> Your instructions
Exactly reproduce the lines that follow.

-- Begin Supplied information --

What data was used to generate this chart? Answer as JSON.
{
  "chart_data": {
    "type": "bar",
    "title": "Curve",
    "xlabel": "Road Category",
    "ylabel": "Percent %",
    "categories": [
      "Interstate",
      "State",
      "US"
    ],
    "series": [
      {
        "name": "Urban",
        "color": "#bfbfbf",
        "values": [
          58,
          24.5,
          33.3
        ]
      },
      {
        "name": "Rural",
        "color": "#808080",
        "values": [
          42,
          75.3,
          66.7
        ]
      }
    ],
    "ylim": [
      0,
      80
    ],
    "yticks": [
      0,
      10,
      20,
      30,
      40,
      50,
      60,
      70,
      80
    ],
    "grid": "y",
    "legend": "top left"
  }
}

-- End Supplied information --

> Answer to the task
What data was used to generate this chart? Answer as JSON.
{
  "chart_data": {
    "type": "bar",
    "title": "Curve",
    "xlabel": "Road Category",
    "ylabel": "Percent %",
    "categories": [
      "Interstate",
      "State",
      "US"
    ],
    "series": [
      {
        "name": "Urban",
        "color": "#bfbfbf",
        "values": [
          58,
          24.5,
          33.3
        ]
      },
      {
        "name": "Rural",
        "color": "#808080",
        "values": [
          42,
          75.3,
          66.7
        ]
      }
    ],
    "ylim": [
      0,
      80
    ],
    "yticks": [
      0,
      10,
      20,
      30,
      40,
      50,
      60,
      70,
      80
    ],
    "grid": "y",
    "legend": "top left"
  }
}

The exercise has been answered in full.